- **Written exercise**
Print each line exactly as it is given.

- **Stored records**
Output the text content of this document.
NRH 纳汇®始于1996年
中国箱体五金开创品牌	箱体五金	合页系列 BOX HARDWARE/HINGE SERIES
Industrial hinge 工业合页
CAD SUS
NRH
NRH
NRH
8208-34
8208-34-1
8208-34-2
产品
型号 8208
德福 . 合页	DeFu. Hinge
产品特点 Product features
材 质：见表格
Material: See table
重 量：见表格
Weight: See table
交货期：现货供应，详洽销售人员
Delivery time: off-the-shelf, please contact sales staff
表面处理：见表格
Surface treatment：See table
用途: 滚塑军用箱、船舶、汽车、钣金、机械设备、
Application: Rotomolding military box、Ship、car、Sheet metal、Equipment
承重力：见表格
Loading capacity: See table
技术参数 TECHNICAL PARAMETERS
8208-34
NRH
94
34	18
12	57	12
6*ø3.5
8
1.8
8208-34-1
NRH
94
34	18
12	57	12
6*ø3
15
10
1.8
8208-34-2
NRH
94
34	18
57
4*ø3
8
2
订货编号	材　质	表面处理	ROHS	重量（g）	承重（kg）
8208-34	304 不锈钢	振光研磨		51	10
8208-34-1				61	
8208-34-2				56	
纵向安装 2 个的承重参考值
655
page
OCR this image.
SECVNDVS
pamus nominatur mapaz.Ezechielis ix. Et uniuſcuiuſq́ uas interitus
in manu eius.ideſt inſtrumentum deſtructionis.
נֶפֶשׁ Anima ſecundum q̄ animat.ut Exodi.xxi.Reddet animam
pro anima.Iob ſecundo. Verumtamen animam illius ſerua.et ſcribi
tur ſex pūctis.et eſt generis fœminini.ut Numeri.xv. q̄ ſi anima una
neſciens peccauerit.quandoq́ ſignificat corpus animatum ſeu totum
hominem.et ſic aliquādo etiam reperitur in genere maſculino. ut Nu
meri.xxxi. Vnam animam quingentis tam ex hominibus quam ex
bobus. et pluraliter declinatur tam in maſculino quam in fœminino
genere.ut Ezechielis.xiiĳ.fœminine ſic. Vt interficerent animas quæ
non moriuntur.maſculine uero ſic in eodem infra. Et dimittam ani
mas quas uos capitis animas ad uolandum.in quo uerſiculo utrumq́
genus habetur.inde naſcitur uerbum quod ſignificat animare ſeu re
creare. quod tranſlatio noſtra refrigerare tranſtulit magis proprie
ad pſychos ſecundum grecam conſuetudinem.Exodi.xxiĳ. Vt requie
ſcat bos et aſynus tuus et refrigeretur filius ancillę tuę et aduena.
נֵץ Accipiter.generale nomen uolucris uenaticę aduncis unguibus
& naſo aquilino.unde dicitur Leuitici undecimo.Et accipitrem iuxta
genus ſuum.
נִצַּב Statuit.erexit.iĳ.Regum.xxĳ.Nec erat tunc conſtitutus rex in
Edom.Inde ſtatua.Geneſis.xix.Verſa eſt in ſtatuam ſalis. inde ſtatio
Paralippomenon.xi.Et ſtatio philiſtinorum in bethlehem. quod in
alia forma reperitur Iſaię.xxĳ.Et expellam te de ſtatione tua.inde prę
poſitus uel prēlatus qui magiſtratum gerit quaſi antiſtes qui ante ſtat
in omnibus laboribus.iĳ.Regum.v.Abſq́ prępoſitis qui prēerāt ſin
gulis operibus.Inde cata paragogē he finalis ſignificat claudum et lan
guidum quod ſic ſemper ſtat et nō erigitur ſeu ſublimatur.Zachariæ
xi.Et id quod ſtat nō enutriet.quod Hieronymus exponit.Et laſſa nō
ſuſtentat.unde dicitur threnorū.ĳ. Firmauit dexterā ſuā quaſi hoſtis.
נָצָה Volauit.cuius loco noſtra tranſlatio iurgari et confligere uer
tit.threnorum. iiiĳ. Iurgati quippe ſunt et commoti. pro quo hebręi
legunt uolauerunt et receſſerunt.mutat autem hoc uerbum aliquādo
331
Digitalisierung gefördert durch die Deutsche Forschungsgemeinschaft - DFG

- **Finished exercise**
Output the text content of this document.
NRH 纳汇®始于1996年
中国箱体五金开创品牌	箱体五金	合页系列 BOX HARDWARE/HINGE SERIES
Industrial hinge 工业合页
CAD SUS
NRH
NRH
NRH
8208-34
8208-34-1
8208-34-2
产品
型号 8208
德福 . 合页	DeFu. Hinge
产品特点 Product features
材 质：见表格
Material: See table
重 量：见表格
Weight: See table
交货期：现货供应，详洽销售人员
Delivery time: off-the-shelf, please contact sales staff
表面处理：见表格
Surface treatment：See table
用途: 滚塑军用箱、船舶、汽车、钣金、机械设备、
Application: Rotomolding military box、Ship、car、Sheet metal、Equipment
承重力：见表格
Loading capacity: See table
技术参数 TECHNICAL PARAMETERS
8208-34
NRH
94
34	18
12	57	12
6*ø3.5
8
1.8
8208-34-1
NRH
94
34	18
12	57	12
6*ø3
15
10
1.8
8208-34-2
NRH
94
34	18
57
4*ø3
8
2
订货编号	材　质	表面处理	ROHS	重量（g）	承重（kg）
8208-34	304 不锈钢	振光研磨		51	10
8208-34-1				61	
8208-34-2				56	
纵向安装 2 个的承重参考值
655
page
OCR this image.
SECVNDVS
pamus nominatur mapaz.Ezechielis ix. Et uniuſcuiuſq́ uas interitus
in manu eius.ideſt inſtrumentum deſtructionis.
נֶפֶשׁ Anima ſecundum q̄ animat.ut Exodi.xxi.Reddet animam
pro anima.Iob ſecundo. Verumtamen animam illius ſerua.et ſcribi
tur ſex pūctis.et eſt generis fœminini.ut Numeri.xv. q̄ ſi anima una
neſciens peccauerit.quandoq́ ſignificat corpus animatum ſeu totum
hominem.et ſic aliquādo etiam reperitur in genere maſculino. ut Nu
meri.xxxi. Vnam animam quingentis tam ex hominibus quam ex
bobus. et pluraliter declinatur tam in maſculino quam in fœminino
genere.ut Ezechielis.xiiĳ.fœminine ſic. Vt interficerent animas quæ
non moriuntur.maſculine uero ſic in eodem infra. Et dimittam ani
mas quas uos capitis animas ad uolandum.in quo uerſiculo utrumq́
genus habetur.inde naſcitur uerbum quod ſignificat animare ſeu re
creare. quod tranſlatio noſtra refrigerare tranſtulit magis proprie
ad pſychos ſecundum grecam conſuetudinem.Exodi.xxiĳ. Vt requie
ſcat bos et aſynus tuus et refrigeretur filius ancillę tuę et aduena.
נֵץ Accipiter.generale nomen uolucris uenaticę aduncis unguibus
& naſo aquilino.unde dicitur Leuitici undecimo.Et accipitrem iuxta
genus ſuum.
נִצַּב Statuit.erexit.iĳ.Regum.xxĳ.Nec erat tunc conſtitutus rex in
Edom.Inde ſtatua.Geneſis.xix.Verſa eſt in ſtatuam ſalis. inde ſtatio
Paralippomenon.xi.Et ſtatio philiſtinorum in bethlehem. quod in
alia forma reperitur Iſaię.xxĳ.Et expellam te de ſtatione tua.inde prę
poſitus uel prēlatus qui magiſtratum gerit quaſi antiſtes qui ante ſtat
in omnibus laboribus.iĳ.Regum.v.Abſq́ prępoſitis qui prēerāt ſin
gulis operibus.Inde cata paragogē he finalis ſignificat claudum et lan
guidum quod ſic ſemper ſtat et nō erigitur ſeu ſublimatur.Zachariæ
xi.Et id quod ſtat nō enutriet.quod Hieronymus exponit.Et laſſa nō
ſuſtentat.unde dicitur threnorū.ĳ. Firmauit dexterā ſuā quaſi hoſtis.
נָצָה Volauit.cuius loco noſtra tranſlatio iurgari et confligere uer
tit.threnorum. iiiĳ. Iurgati quippe ſunt et commoti. pro quo hebręi
legunt uolauerunt et receſſerunt.mutat autem hoc uerbum aliquādo
331
Digitalisierung gefördert durch die Deutsche Forschungsgemeinschaft - DFG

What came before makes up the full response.